## Challenge
Output the records. Match them exactly.

## Input material
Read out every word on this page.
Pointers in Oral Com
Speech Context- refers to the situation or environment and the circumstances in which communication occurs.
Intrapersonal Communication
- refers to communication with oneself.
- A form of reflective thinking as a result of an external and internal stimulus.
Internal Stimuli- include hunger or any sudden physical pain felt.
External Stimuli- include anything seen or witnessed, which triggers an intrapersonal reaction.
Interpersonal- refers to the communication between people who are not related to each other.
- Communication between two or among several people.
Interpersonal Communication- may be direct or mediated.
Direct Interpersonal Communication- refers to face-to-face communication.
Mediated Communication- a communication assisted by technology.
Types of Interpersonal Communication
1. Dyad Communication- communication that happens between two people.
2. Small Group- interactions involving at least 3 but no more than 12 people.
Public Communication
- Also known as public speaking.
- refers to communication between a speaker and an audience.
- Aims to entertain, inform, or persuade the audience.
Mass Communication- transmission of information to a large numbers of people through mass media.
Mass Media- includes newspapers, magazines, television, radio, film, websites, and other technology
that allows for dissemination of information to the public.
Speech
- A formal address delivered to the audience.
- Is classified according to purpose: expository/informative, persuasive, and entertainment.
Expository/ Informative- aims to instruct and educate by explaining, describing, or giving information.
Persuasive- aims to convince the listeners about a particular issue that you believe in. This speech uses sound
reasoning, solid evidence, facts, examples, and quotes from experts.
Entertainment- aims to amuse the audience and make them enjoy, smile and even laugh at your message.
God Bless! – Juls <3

## In response
Read out every word on this page.
Pointers in Oral Com
Speech Context- refers to the situation or environment and the circumstances in which communication occurs.
Intrapersonal Communication
- refers to communication with oneself.
- A form of reflective thinking as a result of an external and internal stimulus.
Internal Stimuli- include hunger or any sudden physical pain felt.
External Stimuli- include anything seen or witnessed, which triggers an intrapersonal reaction.
Interpersonal- refers to the communication between people who are not related to each other.
- Communication between two or among several people.
Interpersonal Communication- may be direct or mediated.
Direct Interpersonal Communication- refers to face-to-face communication.
Mediated Communication- a communication assisted by technology.
Types of Interpersonal Communication
1. Dyad Communication- communication that happens between two people.
2. Small Group- interactions involving at least 3 but no more than 12 people.
Public Communication
- Also known as public speaking.
- refers to communication between a speaker and an audience.
- Aims to entertain, inform, or persuade the audience.
Mass Communication- transmission of information to a large numbers of people through mass media.
Mass Media- includes newspapers, magazines, television, radio, film, websites, and other technology
that allows for dissemination of information to the public.
Speech
- A formal address delivered to the audience.
- Is classified according to purpose: expository/informative, persuasive, and entertainment.
Expository/ Informative- aims to instruct and educate by explaining, describing, or giving information.
Persuasive- aims to convince the listeners about a particular issue that you believe in. This speech uses sound
reasoning, solid evidence, facts, examples, and quotes from experts.
Entertainment- aims to amuse the audience and make them enjoy, smile and even laugh at your message.
God Bless! – Juls <3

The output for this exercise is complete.